Start of INFORMATION

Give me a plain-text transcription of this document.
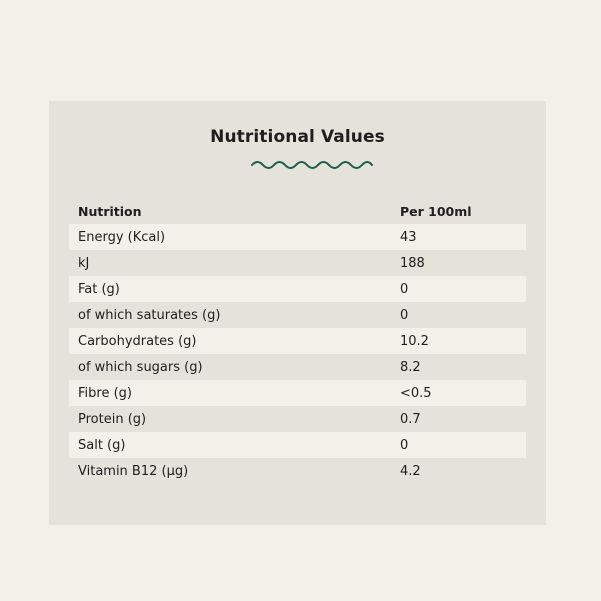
Nutritional Values
Nutrition	Per 100ml
Energy (Kcal)	43
kJ	188
Fat (g)	0
of which saturates (g)	0
Carbohydrates (g)	10.2
of which sugars (g)	8.2
Fibre (g)	<0.5
Protein (g)	0.7
Salt (g)	0
Vitamin B12 (µg)	4.2
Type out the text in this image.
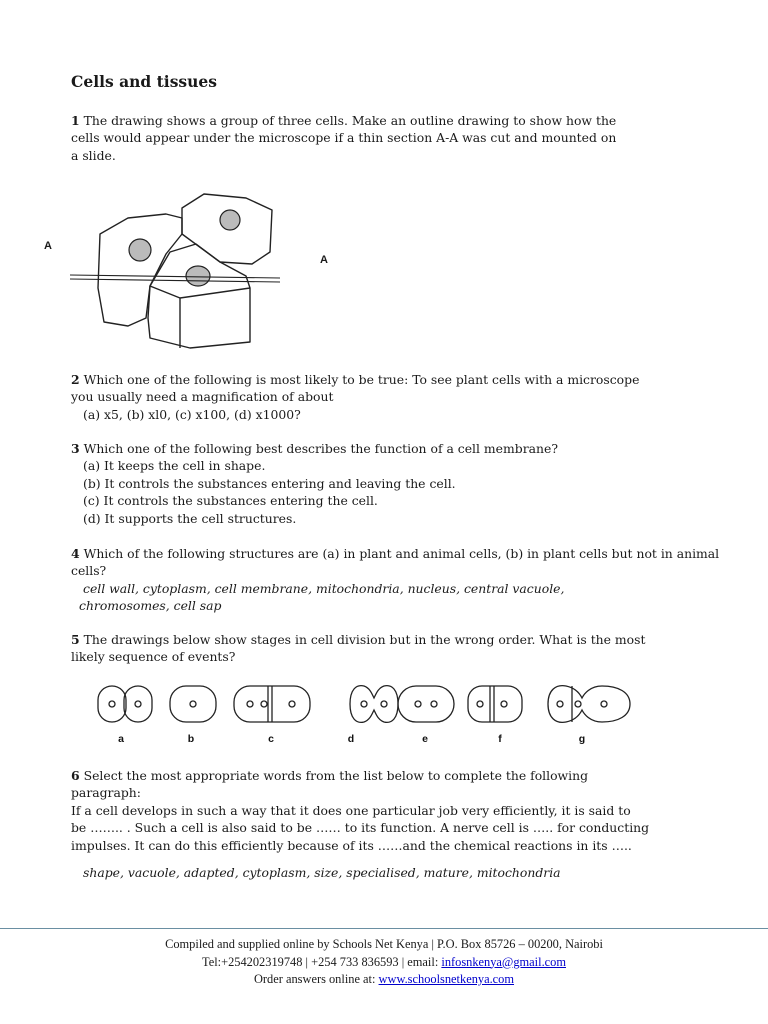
Cells and tissues
1 The drawing shows a group of three cells. Make an outline drawing to show how the
cells would appear under the microscope if a thin section A-A was cut and mounted on
a slide.
A
A
2 Which one of the following is most likely to be true: To see plant cells with a microscope
you usually need a magnification of about
(a) x5, (b) xl0, (c) x100, (d) x1000?
3 Which one of the following best describes the function of a cell membrane?
(a) It keeps the cell in shape.
(b) It controls the substances entering and leaving the cell.
(c) It controls the substances entering the cell.
(d) It supports the cell structures.
4 Which of the following structures are (a) in plant and animal cells, (b) in plant cells but not in animal
cells?
cell wall, cytoplasm, cell membrane, mitochondria, nucleus, central vacuole,
chromosomes, cell sap
5 The drawings below show stages in cell division but in the wrong order. What is the most
likely sequence of events?
a	b	c	d	e	f	g
6 Select the most appropriate words from the list below to complete the following
paragraph:
If a cell develops in such a way that it does one particular job very efficiently, it is said to
be …….. . Such a cell is also said to be …… to its function. A nerve cell is ….. for conducting
impulses. It can do this efficiently because of its ……and the chemical reactions in its …..
shape, vacuole, adapted, cytoplasm, size, specialised, mature, mitochondria
Compiled and supplied online by Schools Net Kenya | P.O. Box 85726 – 00200, Nairobi
Tel:+254202319748 | +254 733 836593 | email: infosnkenya@gmail.com
Order answers online at: www.schoolsnetkenya.com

End of INFORMATION

[TASK DETAILS]
Your task is to repeat the entries above exactly, omitting the pictures.

[TASK ANSWER]
Give me a plain-text transcription of this document.
Nutritional Values
Nutrition	Per 100ml
Energy (Kcal)	43
kJ	188
Fat (g)	0
of which saturates (g)	0
Carbohydrates (g)	10.2
of which sugars (g)	8.2
Fibre (g)	<0.5
Protein (g)	0.7
Salt (g)	0
Vitamin B12 (µg)	4.2
Type out the text in this image.
Cells and tissues
1 The drawing shows a group of three cells. Make an outline drawing to show how the
cells would appear under the microscope if a thin section A-A was cut and mounted on
a slide.
A
A
2 Which one of the following is most likely to be true: To see plant cells with a microscope
you usually need a magnification of about
(a) x5, (b) xl0, (c) x100, (d) x1000?
3 Which one of the following best describes the function of a cell membrane?
(a) It keeps the cell in shape.
(b) It controls the substances entering and leaving the cell.
(c) It controls the substances entering the cell.
(d) It supports the cell structures.
4 Which of the following structures are (a) in plant and animal cells, (b) in plant cells but not in animal
cells?
cell wall, cytoplasm, cell membrane, mitochondria, nucleus, central vacuole,
chromosomes, cell sap
5 The drawings below show stages in cell division but in the wrong order. What is the most
likely sequence of events?
a	b	c	d	e	f	g
6 Select the most appropriate words from the list below to complete the following
paragraph:
If a cell develops in such a way that it does one particular job very efficiently, it is said to
be …….. . Such a cell is also said to be …… to its function. A nerve cell is ….. for conducting
impulses. It can do this efficiently because of its ……and the chemical reactions in its …..
shape, vacuole, adapted, cytoplasm, size, specialised, mature, mitochondria
Compiled and supplied online by Schools Net Kenya | P.O. Box 85726 – 00200, Nairobi
Tel:+254202319748 | +254 733 836593 | email: infosnkenya@gmail.com
Order answers online at: www.schoolsnetkenya.com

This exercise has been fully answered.